* **BREVE QUESITO**:
Mi indichi per favore a quali due figure si riferisce il titolo dello studio di Giusti nell'estratto della pagina?

--- ESTRATTO DELLA PAGINA ---

Il testo di Sergio Giusti, come precisa Roberta Valtorta nella prefazione, è stato apprezzato per gli aspetti qualitativi relativi alla metodologia adottata, per la coesione della discussione affrontata, per la densità speculativa e, non ultima, per la persistenza sulla tematica affrontata.
La direttrice scientifica del Museo sottolinea, inoltre, che lo sviluppo anche in Italia di contributi specificatamente teorici dedicati alla fotografia sono indicativi, anche in relazione alla fase di transizione dall’analogico al digitale, del momento particolarmente favorevole che la riflessione sull’espressione fotografica sta vivendo in questo periodo. Meccanismi propulsori di tale processo di crescita d’interesse sono certamente stati l’aumento dello studio della fotografia anche nelle sedi universitarie, lo sviluppo del livello di conoscenza internazionale sul suo utilizzo come mezzo espressivo, il diverso credito ora riscosso dalle opere fotografiche in ambito artistico e, insieme, il rilievo che ha assunto sul fronte dei beni culturali.
Questo, dunque, il favorevole sostrato culturale dal quale emerge la riflessione di Giusti il quale alla speculazione teorica, della quale ci occuperemo tentando di evidenziarne alcuni tratti salienti, unisce anche la pratica di fotografo.
Lo studio di Giusti si rivela interessante sin dal titolo, creato riferendosi alle celebri figure di Platone e Roland Barthes e alle altrettanto note riflessioni della “caverna” per il primo e della “camera chiara” per il secondo. Tracciando un ideale percorso che unisca entrambi, l’autore coinvolge nelle proprie riflessioni anche altre importanti figure, quali: Charles Sanders Peirce, Philippe Dubois, Rosalind Krauss e, non ultimo, Jacques Lacan.
Tre sono le macroaree all’interno delle quali, se si esclude una piccola annotazione finale, si muove l’analisi dell’autore. Esse sono, in sintesi: un discorso sulla complessa dimensione del virtuale, la riapertura del dibattito sullo statuto di indice della fotografia e un discorso sulle possibili diversità o affinità tra l’atto fotografico tout court e quello digitale ove, peraltro, verrà sottolineata l’irruzione del “campo immaginario”.
In relazione a questo ultimo aspetto, è interessante rilevare con Giusti, e come vedremo ancora in seguito, che la realtà, apparentemente defenestrata dalle nuove tecnologie, tenda poi a rientrare dalla porta principale sotto una nuova veste, ma non per questo meno desiderata.

--- MATERIALE FORNITO ---

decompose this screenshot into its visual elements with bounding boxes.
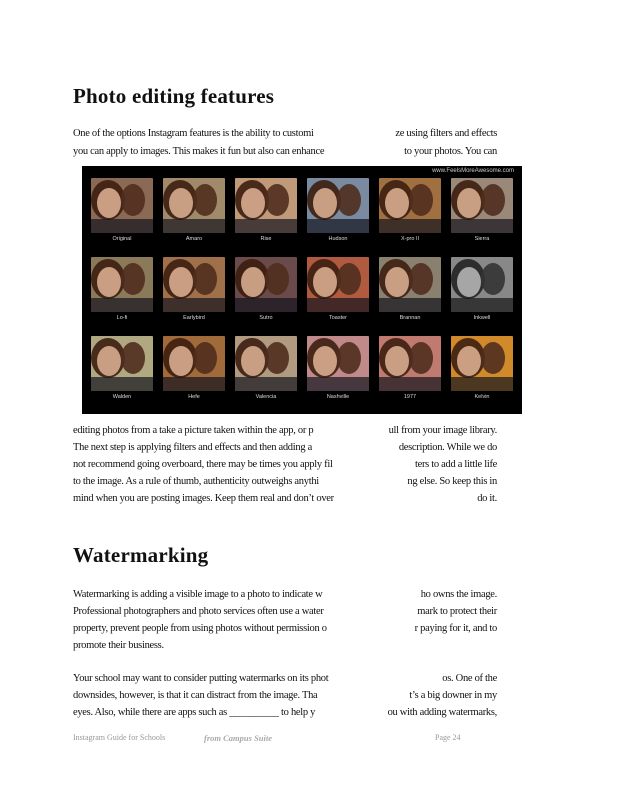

---

* **RISPOSTA ATTESA**:
Platone e Roland Barthes.